▸ Exercise brief: Reproduce every record below exactly as written, leaving out any pictures.
------ Data rows
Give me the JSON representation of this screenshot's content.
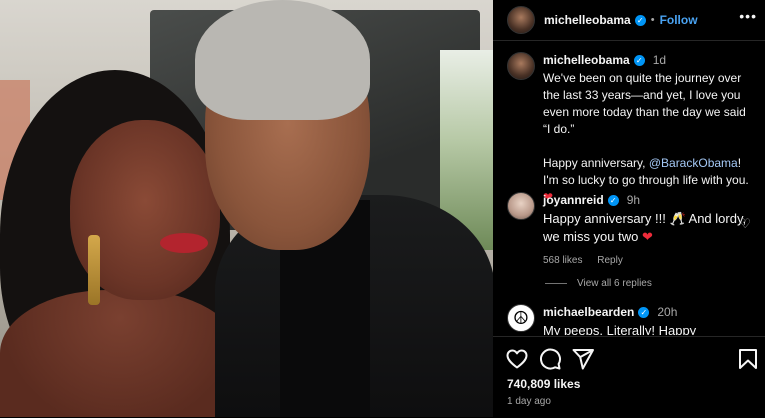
{
  "header": {
    "username": "michelleobama",
    "separator": "•",
    "follow_label": "Follow",
    "more_label": "•••"
  },
  "caption": {
    "username": "michelleobama",
    "time": "1d",
    "text_line1": "We've been on quite the journey over the last 33 years—and yet, I love you even more today than the day we said “I do.”",
    "text_line2_pre": "Happy anniversary, ",
    "mention": "@BarackObama",
    "text_line2_post": "! I'm so lucky to go through life with you. ",
    "heart": "❤"
  },
  "comments": [
    {
      "username": "joyannreid",
      "time": "9h",
      "text": "Happy anniversary !!! 🥂 And lordy, we miss you two ",
      "heart": "❤",
      "likes": "568 likes",
      "reply": "Reply",
      "view_replies": "View all 6 replies"
    },
    {
      "username": "michaelbearden",
      "time": "20h",
      "text": "My peeps. Literally! Happy"
    }
  ],
  "post": {
    "likes": "740,809 likes",
    "time_ago": "1 day ago"
  },
  "icons": {
    "verified": "✓",
    "peace": "☮",
    "heart_outline": "♡"
  }
}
------------
▸ Response for this exercise:
Give me the JSON representation of this screenshot's content.
{
  "header": {
    "username": "michelleobama",
    "separator": "•",
    "follow_label": "Follow",
    "more_label": "•••"
  },
  "caption": {
    "username": "michelleobama",
    "time": "1d",
    "text_line1": "We've been on quite the journey over the last 33 years—and yet, I love you even more today than the day we said “I do.”",
    "text_line2_pre": "Happy anniversary, ",
    "mention": "@BarackObama",
    "text_line2_post": "! I'm so lucky to go through life with you. ",
    "heart": "❤"
  },
  "comments": [
    {
      "username": "joyannreid",
      "time": "9h",
      "text": "Happy anniversary !!! 🥂 And lordy, we miss you two ",
      "heart": "❤",
      "likes": "568 likes",
      "reply": "Reply",
      "view_replies": "View all 6 replies"
    },
    {
      "username": "michaelbearden",
      "time": "20h",
      "text": "My peeps. Literally! Happy"
    }
  ],
  "post": {
    "likes": "740,809 likes",
    "time_ago": "1 day ago"
  },
  "icons": {
    "verified": "✓",
    "peace": "☮",
    "heart_outline": "♡"
  }
}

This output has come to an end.